**Request**:
Look for the word "양성평등" in each line and report the count of matching lines, with nothing added.

**A block of data**:
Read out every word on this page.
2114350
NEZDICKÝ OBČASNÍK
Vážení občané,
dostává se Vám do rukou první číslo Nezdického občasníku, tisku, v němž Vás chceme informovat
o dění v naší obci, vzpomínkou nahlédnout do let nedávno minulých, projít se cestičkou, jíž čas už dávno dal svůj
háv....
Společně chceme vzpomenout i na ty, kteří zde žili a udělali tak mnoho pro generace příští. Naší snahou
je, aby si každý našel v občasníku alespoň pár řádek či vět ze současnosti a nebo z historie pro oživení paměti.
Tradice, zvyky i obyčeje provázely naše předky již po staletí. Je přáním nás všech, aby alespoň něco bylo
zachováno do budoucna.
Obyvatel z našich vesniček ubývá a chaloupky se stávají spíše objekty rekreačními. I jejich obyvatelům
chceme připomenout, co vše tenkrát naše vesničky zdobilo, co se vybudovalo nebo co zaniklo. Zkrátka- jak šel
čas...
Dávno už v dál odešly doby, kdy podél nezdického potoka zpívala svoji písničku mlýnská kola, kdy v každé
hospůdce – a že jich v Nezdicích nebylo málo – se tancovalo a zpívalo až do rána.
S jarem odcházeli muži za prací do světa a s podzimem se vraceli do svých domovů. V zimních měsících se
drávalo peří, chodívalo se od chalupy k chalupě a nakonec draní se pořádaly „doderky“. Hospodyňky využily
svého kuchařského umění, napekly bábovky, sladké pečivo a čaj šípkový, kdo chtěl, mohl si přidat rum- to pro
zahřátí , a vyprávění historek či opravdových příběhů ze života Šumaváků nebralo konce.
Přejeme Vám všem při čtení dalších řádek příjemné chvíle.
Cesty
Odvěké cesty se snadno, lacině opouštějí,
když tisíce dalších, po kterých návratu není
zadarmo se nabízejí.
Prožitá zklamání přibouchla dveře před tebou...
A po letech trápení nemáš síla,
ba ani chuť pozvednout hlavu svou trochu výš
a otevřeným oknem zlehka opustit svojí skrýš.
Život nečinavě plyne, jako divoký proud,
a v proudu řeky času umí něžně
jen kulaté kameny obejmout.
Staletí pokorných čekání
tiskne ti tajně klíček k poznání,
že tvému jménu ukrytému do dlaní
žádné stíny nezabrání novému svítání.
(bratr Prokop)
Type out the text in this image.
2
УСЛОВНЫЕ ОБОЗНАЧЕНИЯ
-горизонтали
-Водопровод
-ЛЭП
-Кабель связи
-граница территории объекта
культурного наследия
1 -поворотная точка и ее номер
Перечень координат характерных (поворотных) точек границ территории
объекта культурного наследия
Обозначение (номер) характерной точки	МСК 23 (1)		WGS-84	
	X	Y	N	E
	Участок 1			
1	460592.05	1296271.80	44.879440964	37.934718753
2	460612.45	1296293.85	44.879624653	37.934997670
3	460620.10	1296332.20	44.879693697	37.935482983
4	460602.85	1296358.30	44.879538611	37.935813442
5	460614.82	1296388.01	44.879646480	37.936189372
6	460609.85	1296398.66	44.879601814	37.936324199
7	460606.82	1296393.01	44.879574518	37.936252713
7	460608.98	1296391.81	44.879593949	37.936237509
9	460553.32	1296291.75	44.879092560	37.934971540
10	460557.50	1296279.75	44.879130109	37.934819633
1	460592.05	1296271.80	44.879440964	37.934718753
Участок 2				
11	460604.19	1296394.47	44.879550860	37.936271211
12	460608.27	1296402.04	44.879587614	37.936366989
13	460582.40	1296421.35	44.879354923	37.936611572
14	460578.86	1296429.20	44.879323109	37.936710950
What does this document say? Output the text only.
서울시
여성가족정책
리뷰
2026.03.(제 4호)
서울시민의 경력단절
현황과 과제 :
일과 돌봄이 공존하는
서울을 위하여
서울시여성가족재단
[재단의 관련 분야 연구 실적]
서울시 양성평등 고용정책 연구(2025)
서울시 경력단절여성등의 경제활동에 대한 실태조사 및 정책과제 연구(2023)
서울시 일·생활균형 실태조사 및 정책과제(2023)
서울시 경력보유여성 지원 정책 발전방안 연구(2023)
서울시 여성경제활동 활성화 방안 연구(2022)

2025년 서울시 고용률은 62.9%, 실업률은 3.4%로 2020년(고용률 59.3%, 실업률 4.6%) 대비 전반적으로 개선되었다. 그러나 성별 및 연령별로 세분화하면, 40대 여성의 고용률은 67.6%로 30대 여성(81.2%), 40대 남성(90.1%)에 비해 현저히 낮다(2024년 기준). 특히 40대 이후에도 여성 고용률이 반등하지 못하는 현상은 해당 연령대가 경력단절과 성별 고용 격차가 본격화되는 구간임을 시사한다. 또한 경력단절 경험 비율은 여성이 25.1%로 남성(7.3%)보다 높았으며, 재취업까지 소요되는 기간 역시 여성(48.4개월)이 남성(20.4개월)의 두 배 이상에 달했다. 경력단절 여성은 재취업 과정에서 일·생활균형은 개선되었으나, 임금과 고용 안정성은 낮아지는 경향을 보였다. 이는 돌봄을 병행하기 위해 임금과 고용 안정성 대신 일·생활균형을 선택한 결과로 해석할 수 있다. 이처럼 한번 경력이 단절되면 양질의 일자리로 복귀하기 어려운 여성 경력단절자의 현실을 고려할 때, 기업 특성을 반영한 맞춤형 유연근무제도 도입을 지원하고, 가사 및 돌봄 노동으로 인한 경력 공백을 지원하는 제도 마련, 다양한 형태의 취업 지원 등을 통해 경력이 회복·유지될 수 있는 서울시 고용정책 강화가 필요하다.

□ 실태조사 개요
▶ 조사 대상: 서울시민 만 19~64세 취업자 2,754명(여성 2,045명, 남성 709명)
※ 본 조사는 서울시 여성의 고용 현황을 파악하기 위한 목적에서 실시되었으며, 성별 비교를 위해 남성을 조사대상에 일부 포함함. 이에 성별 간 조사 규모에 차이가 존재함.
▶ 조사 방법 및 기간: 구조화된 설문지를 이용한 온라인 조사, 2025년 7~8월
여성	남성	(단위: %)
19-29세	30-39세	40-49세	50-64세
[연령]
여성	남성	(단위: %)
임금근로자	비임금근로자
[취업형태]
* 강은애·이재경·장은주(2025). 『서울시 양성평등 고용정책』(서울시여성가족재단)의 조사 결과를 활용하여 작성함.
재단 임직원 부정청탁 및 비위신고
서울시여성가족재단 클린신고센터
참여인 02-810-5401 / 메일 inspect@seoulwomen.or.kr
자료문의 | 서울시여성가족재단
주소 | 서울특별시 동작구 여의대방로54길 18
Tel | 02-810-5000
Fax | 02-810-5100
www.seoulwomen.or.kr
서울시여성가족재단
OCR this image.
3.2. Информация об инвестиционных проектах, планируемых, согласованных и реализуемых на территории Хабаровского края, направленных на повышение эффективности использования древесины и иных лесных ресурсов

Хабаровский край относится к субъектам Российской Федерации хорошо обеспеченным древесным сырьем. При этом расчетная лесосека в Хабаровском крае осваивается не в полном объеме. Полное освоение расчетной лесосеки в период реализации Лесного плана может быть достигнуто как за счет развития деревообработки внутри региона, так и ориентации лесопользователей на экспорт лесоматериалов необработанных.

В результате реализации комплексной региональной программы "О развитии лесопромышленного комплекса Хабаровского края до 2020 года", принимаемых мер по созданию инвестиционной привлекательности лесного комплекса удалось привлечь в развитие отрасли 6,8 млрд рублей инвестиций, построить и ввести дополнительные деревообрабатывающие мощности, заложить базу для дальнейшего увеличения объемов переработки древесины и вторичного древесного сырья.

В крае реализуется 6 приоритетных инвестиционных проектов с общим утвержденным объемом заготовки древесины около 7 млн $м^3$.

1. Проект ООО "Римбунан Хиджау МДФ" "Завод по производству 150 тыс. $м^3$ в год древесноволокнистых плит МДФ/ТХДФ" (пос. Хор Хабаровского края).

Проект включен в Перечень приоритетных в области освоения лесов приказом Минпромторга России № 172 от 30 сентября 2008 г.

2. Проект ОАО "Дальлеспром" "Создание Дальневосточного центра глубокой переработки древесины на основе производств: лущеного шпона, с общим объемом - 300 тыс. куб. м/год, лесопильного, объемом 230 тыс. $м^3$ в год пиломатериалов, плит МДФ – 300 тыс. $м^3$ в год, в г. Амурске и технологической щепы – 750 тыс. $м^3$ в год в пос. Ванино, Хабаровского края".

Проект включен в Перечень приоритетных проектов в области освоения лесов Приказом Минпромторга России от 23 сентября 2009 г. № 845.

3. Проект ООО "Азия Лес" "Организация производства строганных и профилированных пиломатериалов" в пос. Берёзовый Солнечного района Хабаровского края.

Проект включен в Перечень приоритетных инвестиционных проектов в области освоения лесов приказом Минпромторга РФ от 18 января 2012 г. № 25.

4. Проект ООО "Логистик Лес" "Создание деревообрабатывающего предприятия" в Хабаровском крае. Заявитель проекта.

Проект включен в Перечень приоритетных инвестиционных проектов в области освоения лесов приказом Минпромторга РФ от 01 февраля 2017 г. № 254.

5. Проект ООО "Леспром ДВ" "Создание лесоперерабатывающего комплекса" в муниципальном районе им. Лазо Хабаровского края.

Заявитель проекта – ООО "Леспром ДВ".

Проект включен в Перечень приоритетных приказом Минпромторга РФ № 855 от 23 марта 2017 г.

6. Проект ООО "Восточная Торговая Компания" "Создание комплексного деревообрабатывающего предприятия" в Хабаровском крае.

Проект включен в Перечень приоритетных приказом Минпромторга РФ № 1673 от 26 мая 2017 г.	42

**Right answer**:
2